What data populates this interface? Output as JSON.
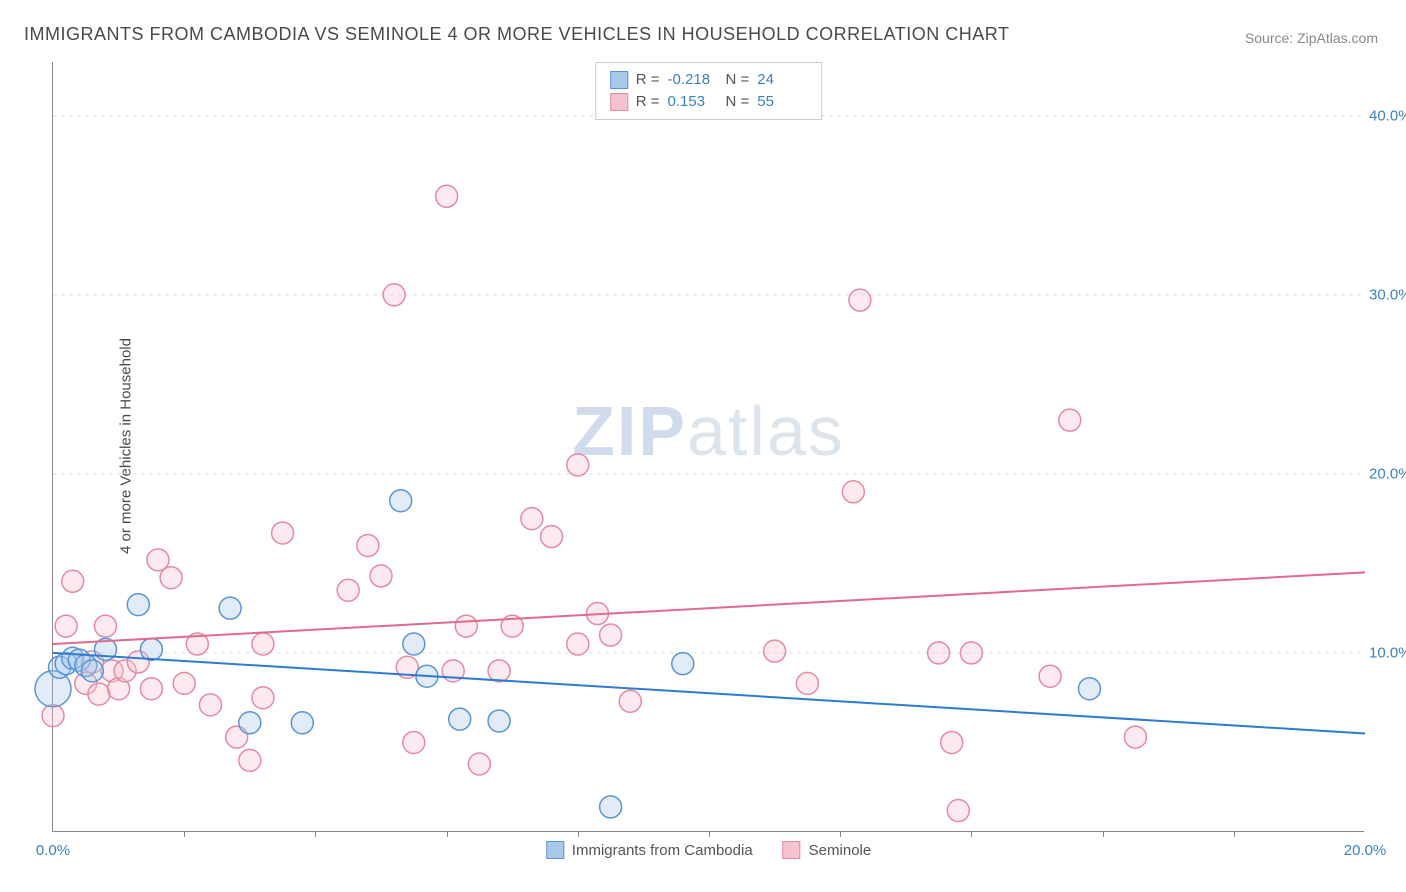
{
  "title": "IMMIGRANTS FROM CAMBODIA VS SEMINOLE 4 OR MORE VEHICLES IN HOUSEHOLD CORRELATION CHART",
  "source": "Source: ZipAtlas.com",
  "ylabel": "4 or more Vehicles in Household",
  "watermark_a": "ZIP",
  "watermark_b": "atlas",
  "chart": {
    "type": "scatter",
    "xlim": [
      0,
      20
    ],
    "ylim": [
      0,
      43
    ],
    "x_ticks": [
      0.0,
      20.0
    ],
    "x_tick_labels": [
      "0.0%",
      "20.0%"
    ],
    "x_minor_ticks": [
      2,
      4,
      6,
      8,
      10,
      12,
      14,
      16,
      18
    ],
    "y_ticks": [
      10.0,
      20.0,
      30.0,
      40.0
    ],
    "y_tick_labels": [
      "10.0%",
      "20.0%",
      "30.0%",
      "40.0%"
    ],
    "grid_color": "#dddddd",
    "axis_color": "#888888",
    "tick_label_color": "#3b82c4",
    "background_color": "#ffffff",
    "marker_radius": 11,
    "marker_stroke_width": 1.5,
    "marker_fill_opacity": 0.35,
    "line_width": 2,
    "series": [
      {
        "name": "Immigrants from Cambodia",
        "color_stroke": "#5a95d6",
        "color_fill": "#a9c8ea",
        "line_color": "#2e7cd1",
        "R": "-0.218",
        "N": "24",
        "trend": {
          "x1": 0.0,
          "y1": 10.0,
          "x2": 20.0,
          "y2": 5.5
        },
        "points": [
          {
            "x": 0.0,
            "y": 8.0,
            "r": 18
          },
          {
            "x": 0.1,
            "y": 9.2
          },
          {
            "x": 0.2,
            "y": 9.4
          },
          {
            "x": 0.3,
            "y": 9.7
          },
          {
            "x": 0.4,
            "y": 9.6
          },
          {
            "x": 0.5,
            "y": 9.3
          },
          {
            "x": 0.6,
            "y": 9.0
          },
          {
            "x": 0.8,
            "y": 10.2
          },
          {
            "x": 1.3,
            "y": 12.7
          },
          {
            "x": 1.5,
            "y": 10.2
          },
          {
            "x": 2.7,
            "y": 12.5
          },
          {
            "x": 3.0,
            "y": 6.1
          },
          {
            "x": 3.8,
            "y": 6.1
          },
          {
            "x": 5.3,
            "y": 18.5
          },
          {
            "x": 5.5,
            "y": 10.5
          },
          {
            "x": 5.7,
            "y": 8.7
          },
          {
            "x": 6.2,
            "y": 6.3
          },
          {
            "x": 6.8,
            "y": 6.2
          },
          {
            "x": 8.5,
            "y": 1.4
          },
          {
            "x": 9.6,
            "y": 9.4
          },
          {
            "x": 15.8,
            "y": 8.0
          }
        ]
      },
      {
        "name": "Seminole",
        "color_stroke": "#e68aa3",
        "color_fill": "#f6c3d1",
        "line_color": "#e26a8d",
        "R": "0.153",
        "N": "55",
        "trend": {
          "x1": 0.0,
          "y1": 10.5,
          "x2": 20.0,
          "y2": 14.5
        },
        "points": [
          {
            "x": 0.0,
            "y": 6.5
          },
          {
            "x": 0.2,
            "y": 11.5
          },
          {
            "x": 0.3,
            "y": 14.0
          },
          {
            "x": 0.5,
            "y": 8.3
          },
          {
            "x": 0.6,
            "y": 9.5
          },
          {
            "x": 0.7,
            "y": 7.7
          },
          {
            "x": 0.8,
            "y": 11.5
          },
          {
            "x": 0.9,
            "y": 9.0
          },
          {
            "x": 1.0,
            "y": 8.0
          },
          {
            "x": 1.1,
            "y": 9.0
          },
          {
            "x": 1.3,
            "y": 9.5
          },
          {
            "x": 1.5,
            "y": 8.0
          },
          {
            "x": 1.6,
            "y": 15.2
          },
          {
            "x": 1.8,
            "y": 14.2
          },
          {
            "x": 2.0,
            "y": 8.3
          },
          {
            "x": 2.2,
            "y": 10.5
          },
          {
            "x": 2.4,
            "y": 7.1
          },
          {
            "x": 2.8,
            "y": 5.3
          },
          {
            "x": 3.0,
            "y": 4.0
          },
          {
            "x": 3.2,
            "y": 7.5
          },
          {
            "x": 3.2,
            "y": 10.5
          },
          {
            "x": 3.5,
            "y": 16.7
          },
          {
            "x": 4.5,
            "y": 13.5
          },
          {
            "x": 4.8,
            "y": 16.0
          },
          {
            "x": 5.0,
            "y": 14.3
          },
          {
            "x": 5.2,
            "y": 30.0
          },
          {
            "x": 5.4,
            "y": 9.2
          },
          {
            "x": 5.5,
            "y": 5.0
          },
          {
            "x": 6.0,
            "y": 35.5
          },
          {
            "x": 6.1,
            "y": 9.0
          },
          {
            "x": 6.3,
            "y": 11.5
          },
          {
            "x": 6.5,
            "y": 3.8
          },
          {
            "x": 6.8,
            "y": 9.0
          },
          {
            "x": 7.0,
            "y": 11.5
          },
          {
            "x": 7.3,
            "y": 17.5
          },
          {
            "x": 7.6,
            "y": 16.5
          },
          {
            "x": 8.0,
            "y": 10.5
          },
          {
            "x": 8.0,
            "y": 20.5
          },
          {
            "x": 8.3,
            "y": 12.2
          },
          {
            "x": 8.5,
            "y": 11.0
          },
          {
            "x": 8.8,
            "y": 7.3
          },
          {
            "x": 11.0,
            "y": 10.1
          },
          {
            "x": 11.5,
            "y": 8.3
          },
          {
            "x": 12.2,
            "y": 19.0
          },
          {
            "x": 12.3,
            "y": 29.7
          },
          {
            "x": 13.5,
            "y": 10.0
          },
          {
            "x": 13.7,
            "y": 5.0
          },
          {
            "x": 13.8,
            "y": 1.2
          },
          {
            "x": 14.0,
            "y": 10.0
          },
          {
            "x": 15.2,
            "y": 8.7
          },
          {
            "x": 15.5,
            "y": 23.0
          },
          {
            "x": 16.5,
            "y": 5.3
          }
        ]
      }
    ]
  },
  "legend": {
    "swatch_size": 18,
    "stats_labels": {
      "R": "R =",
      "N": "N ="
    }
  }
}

▸ **Work to do**
Copy whichever lines in the listing above contain the word "name".

▸ **Exercise output**
        "name": "Immigrants from Cambodia",
        "name": "Seminole",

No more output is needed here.